Written request » Write out the full set of records exactly. Any pictures in them do not belong in the copy.

(Rows from a figure dataset)

********************

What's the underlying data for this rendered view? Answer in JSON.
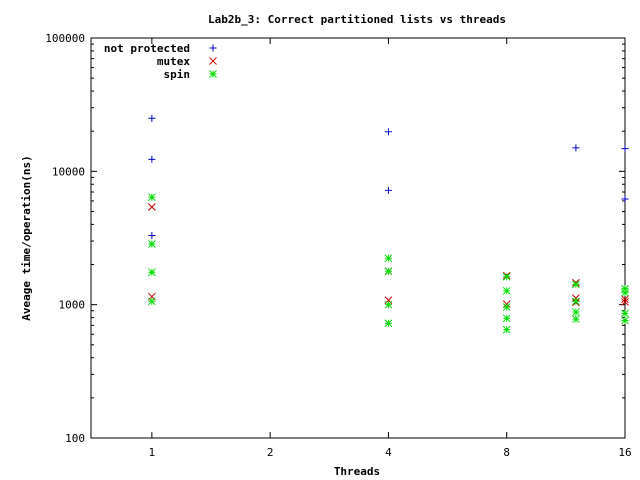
{
  "chart_data": {
    "type": "scatter",
    "title": "Lab2b_3: Correct partitioned lists vs threads",
    "xlabel": "Threads",
    "ylabel": "Aveage time/operation(ns)",
    "x_scale": "log2",
    "y_scale": "log10",
    "xlim": [
      0.7,
      16
    ],
    "ylim": [
      100,
      100000
    ],
    "x_ticks": [
      {
        "value": 1,
        "label": "1"
      },
      {
        "value": 2,
        "label": "2"
      },
      {
        "value": 4,
        "label": "4"
      },
      {
        "value": 8,
        "label": "8"
      },
      {
        "value": 16,
        "label": "16"
      }
    ],
    "y_ticks": [
      {
        "value": 100,
        "label": "100"
      },
      {
        "value": 1000,
        "label": "1000"
      },
      {
        "value": 10000,
        "label": "10000"
      },
      {
        "value": 100000,
        "label": "100000"
      }
    ],
    "legend_position": "top-left",
    "grid": false,
    "series": [
      {
        "name": "not protected",
        "marker": "+",
        "color": "#0000cc",
        "points": [
          [
            1,
            25000
          ],
          [
            1,
            12300
          ],
          [
            1,
            3300
          ],
          [
            4,
            19800
          ],
          [
            4,
            7200
          ],
          [
            12,
            15000
          ],
          [
            16,
            14800
          ],
          [
            16,
            6200
          ]
        ]
      },
      {
        "name": "mutex",
        "marker": "x",
        "color": "#cc0000",
        "points": [
          [
            1,
            5400
          ],
          [
            1,
            1150
          ],
          [
            4,
            1780
          ],
          [
            4,
            1080
          ],
          [
            8,
            1650
          ],
          [
            8,
            1010
          ],
          [
            12,
            1460
          ],
          [
            12,
            1120
          ],
          [
            12,
            1040
          ],
          [
            16,
            1100
          ],
          [
            16,
            1050
          ]
        ]
      },
      {
        "name": "spin",
        "marker": "*",
        "color": "#00dd00",
        "points": [
          [
            1,
            6400
          ],
          [
            1,
            2850
          ],
          [
            1,
            1750
          ],
          [
            1,
            1060
          ],
          [
            4,
            2230
          ],
          [
            4,
            1780
          ],
          [
            4,
            1000
          ],
          [
            4,
            725
          ],
          [
            8,
            1620
          ],
          [
            8,
            1270
          ],
          [
            8,
            960
          ],
          [
            8,
            790
          ],
          [
            8,
            650
          ],
          [
            12,
            1420
          ],
          [
            12,
            1060
          ],
          [
            12,
            880
          ],
          [
            12,
            780
          ],
          [
            16,
            1320
          ],
          [
            16,
            1230
          ],
          [
            16,
            860
          ],
          [
            16,
            760
          ]
        ]
      }
    ]
  }
}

********************

Result of the task »
What's the underlying data for this rendered view? Answer in JSON.
{
  "chart_data": {
    "type": "scatter",
    "title": "Lab2b_3: Correct partitioned lists vs threads",
    "xlabel": "Threads",
    "ylabel": "Aveage time/operation(ns)",
    "x_scale": "log2",
    "y_scale": "log10",
    "xlim": [
      0.7,
      16
    ],
    "ylim": [
      100,
      100000
    ],
    "x_ticks": [
      {
        "value": 1,
        "label": "1"
      },
      {
        "value": 2,
        "label": "2"
      },
      {
        "value": 4,
        "label": "4"
      },
      {
        "value": 8,
        "label": "8"
      },
      {
        "value": 16,
        "label": "16"
      }
    ],
    "y_ticks": [
      {
        "value": 100,
        "label": "100"
      },
      {
        "value": 1000,
        "label": "1000"
      },
      {
        "value": 10000,
        "label": "10000"
      },
      {
        "value": 100000,
        "label": "100000"
      }
    ],
    "legend_position": "top-left",
    "grid": false,
    "series": [
      {
        "name": "not protected",
        "marker": "+",
        "color": "#0000cc",
        "points": [
          [
            1,
            25000
          ],
          [
            1,
            12300
          ],
          [
            1,
            3300
          ],
          [
            4,
            19800
          ],
          [
            4,
            7200
          ],
          [
            12,
            15000
          ],
          [
            16,
            14800
          ],
          [
            16,
            6200
          ]
        ]
      },
      {
        "name": "mutex",
        "marker": "x",
        "color": "#cc0000",
        "points": [
          [
            1,
            5400
          ],
          [
            1,
            1150
          ],
          [
            4,
            1780
          ],
          [
            4,
            1080
          ],
          [
            8,
            1650
          ],
          [
            8,
            1010
          ],
          [
            12,
            1460
          ],
          [
            12,
            1120
          ],
          [
            12,
            1040
          ],
          [
            16,
            1100
          ],
          [
            16,
            1050
          ]
        ]
      },
      {
        "name": "spin",
        "marker": "*",
        "color": "#00dd00",
        "points": [
          [
            1,
            6400
          ],
          [
            1,
            2850
          ],
          [
            1,
            1750
          ],
          [
            1,
            1060
          ],
          [
            4,
            2230
          ],
          [
            4,
            1780
          ],
          [
            4,
            1000
          ],
          [
            4,
            725
          ],
          [
            8,
            1620
          ],
          [
            8,
            1270
          ],
          [
            8,
            960
          ],
          [
            8,
            790
          ],
          [
            8,
            650
          ],
          [
            12,
            1420
          ],
          [
            12,
            1060
          ],
          [
            12,
            880
          ],
          [
            12,
            780
          ],
          [
            16,
            1320
          ],
          [
            16,
            1230
          ],
          [
            16,
            860
          ],
          [
            16,
            760
          ]
        ]
      }
    ]
  }
}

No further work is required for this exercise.